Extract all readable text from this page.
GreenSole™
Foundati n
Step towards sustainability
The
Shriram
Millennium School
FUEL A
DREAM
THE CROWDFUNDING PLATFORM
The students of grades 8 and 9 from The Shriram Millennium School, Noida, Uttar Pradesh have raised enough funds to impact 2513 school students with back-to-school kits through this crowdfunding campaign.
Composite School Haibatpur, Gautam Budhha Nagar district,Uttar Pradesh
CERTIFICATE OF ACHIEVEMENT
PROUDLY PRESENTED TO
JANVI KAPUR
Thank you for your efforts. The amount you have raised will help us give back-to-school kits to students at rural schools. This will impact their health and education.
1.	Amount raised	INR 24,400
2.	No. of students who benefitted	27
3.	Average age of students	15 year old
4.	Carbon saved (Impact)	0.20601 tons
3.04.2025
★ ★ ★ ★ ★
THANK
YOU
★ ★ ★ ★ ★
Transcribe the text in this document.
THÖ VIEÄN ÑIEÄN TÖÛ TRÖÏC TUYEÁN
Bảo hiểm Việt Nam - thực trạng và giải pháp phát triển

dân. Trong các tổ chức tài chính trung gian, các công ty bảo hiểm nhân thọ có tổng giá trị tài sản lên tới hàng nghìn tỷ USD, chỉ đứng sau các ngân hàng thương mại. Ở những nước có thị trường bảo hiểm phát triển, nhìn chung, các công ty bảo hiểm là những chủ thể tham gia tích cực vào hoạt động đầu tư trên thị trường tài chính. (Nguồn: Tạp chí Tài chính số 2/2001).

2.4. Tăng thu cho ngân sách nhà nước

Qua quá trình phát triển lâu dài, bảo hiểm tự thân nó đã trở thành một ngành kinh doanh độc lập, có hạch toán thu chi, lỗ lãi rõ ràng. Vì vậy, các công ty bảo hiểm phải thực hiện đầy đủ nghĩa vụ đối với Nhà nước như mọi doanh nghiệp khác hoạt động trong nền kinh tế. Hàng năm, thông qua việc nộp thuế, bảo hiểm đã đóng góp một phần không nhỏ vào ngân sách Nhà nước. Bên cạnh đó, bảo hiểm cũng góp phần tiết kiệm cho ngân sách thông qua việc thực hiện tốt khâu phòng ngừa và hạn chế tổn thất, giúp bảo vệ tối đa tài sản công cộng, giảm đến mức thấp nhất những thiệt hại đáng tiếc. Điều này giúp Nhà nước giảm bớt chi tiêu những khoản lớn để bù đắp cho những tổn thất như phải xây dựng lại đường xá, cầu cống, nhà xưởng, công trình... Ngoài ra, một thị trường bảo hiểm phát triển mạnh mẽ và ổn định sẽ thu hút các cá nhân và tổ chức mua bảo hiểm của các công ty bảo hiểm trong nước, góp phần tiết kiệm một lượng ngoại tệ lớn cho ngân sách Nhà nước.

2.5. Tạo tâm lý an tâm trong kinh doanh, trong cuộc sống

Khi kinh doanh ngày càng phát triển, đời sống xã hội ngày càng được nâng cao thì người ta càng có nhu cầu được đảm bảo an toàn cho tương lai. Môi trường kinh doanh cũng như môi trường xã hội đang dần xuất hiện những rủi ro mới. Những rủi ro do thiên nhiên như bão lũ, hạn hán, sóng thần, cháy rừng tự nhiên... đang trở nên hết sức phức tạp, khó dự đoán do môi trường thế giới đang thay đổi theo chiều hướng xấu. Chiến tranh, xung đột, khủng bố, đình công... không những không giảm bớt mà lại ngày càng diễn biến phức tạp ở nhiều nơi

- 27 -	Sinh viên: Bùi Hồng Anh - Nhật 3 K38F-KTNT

> _What is needed_
How many lines in these records hold the string "Shriram"? Reply with the number alone.

> _Solution_
2